(Collected data entries)
● ● ●

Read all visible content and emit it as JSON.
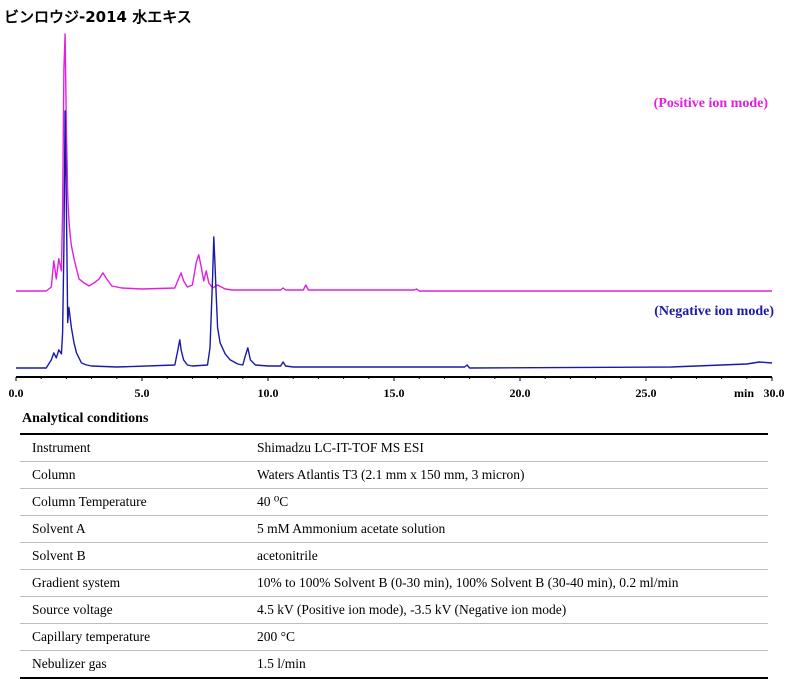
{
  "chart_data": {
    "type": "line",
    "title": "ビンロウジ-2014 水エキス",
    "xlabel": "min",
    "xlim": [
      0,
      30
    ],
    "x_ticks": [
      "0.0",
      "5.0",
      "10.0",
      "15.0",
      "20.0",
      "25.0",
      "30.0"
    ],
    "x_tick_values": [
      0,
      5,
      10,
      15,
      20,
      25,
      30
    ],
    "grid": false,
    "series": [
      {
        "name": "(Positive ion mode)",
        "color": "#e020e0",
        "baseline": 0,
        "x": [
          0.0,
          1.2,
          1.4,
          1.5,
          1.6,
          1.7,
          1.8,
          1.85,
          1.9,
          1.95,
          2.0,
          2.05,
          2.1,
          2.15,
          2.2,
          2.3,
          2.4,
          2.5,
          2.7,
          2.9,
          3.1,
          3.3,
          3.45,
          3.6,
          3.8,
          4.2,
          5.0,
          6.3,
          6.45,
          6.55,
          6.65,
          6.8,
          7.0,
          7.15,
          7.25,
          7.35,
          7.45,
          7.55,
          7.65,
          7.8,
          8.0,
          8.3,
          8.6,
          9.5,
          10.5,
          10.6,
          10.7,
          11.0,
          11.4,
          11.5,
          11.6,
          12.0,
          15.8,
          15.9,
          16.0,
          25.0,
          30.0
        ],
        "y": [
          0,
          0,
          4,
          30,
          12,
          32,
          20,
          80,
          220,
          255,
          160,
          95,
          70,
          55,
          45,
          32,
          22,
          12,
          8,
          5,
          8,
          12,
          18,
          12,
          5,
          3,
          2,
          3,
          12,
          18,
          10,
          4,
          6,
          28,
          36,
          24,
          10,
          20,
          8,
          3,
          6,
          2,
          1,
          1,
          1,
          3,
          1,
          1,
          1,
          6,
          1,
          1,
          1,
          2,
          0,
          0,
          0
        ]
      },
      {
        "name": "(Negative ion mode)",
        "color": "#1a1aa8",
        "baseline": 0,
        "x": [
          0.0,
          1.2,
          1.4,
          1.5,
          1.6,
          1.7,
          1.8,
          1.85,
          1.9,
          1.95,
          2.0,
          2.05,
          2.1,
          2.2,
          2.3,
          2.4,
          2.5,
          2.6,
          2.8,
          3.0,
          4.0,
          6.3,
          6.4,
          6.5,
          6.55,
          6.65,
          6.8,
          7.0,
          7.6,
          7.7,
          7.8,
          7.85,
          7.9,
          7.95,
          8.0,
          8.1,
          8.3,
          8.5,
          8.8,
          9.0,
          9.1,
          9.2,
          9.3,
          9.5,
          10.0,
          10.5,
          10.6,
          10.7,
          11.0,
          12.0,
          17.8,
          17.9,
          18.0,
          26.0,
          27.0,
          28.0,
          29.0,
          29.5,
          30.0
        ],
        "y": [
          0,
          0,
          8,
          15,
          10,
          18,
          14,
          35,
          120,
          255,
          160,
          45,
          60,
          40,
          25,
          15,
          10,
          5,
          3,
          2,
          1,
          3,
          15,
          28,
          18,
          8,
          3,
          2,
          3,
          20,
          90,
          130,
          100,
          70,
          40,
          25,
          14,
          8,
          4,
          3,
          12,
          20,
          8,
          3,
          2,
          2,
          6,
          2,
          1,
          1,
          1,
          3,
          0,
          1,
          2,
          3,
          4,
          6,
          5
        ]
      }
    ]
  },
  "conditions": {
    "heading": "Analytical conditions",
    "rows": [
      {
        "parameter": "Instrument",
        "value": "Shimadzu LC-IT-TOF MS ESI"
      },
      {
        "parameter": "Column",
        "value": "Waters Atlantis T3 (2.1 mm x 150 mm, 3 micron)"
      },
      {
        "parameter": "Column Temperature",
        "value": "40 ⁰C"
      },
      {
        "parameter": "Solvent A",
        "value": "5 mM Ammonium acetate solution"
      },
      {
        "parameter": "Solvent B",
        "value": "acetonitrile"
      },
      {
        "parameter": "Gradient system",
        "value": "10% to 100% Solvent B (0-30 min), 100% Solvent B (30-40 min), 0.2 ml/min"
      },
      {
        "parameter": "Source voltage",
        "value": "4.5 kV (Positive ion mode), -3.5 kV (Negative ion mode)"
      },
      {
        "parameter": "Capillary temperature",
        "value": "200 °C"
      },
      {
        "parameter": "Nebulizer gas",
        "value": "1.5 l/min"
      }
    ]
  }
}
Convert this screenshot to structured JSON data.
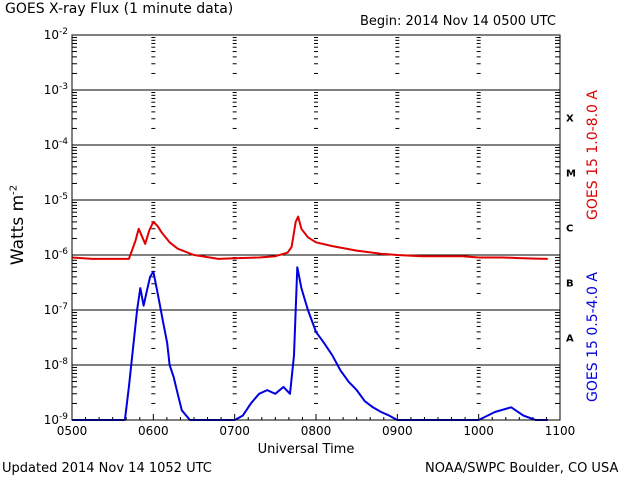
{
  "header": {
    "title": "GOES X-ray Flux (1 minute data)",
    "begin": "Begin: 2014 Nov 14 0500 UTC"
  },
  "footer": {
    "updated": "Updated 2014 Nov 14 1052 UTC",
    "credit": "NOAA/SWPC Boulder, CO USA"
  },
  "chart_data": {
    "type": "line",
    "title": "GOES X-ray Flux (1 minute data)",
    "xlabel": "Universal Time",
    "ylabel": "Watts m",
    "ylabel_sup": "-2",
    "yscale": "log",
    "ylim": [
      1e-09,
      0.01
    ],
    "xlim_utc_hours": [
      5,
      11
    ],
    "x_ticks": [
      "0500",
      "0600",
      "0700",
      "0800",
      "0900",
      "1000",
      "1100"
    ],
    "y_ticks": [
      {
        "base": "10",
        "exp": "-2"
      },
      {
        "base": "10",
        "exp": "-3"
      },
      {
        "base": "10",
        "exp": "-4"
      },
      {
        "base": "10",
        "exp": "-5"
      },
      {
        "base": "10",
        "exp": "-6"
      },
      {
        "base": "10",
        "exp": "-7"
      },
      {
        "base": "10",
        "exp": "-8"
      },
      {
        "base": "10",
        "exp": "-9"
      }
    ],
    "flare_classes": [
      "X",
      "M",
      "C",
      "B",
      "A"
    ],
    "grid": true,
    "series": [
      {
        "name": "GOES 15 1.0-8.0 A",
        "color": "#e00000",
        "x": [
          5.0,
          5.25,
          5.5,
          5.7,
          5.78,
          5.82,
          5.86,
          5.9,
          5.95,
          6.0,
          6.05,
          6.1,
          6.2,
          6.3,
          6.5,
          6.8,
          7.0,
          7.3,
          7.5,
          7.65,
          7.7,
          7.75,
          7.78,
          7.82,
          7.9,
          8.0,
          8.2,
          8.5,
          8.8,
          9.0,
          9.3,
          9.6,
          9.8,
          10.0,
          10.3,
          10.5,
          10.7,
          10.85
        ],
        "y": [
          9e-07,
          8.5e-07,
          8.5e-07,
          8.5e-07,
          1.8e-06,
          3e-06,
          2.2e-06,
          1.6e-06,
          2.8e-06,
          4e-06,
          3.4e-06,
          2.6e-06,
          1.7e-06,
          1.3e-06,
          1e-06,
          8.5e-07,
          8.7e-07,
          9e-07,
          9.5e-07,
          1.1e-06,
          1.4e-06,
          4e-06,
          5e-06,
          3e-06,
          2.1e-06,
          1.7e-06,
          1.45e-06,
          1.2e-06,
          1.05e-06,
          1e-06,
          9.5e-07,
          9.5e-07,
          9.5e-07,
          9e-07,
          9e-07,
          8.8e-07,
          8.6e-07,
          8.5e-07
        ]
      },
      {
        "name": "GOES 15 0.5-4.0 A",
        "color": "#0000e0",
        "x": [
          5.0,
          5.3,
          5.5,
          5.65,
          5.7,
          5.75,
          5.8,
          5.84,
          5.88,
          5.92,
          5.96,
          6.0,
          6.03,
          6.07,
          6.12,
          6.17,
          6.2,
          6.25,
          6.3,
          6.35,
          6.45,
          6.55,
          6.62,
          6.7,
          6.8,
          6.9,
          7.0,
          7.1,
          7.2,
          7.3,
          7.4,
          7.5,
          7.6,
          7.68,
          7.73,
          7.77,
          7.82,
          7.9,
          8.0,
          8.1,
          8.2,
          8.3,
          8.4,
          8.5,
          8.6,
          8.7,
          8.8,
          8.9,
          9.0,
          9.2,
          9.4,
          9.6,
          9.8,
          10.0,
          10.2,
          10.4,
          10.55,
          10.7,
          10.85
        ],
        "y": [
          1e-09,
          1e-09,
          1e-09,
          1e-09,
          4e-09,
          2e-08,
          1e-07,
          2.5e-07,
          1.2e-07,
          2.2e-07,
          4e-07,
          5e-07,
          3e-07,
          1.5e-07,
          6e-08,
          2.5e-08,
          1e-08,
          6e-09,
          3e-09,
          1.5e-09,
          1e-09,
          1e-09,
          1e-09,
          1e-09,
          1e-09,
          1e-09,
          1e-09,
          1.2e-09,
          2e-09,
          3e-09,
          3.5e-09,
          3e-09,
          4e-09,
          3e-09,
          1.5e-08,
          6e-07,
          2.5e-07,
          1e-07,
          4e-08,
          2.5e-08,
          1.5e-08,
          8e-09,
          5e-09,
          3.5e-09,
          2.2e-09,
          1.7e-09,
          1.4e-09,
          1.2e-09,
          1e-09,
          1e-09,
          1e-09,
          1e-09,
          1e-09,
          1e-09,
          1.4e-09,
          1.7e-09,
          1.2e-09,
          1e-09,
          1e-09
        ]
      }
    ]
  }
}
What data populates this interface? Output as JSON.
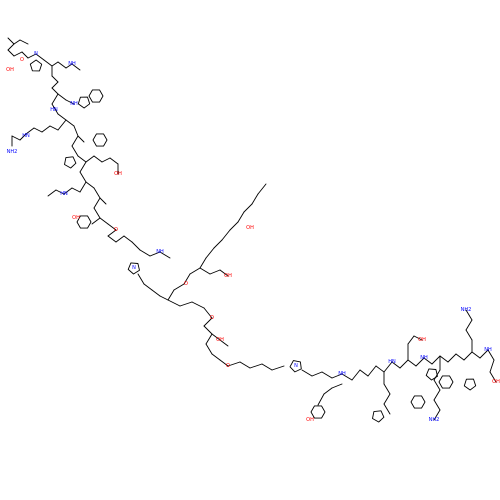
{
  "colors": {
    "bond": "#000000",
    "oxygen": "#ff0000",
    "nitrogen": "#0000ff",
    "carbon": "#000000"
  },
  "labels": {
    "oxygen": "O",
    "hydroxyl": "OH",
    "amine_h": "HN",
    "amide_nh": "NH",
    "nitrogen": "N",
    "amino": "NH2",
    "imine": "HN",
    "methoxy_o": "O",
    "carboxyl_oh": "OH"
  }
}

● ● ●

Job → List all lines above in which the string "mode" appears.

Complete answer →
        "name": "(Positive ion mode)",
        "name": "(Negative ion mode)",
        "value": "4.5 kV (Positive ion mode), -3.5 kV (Negative ion mode)"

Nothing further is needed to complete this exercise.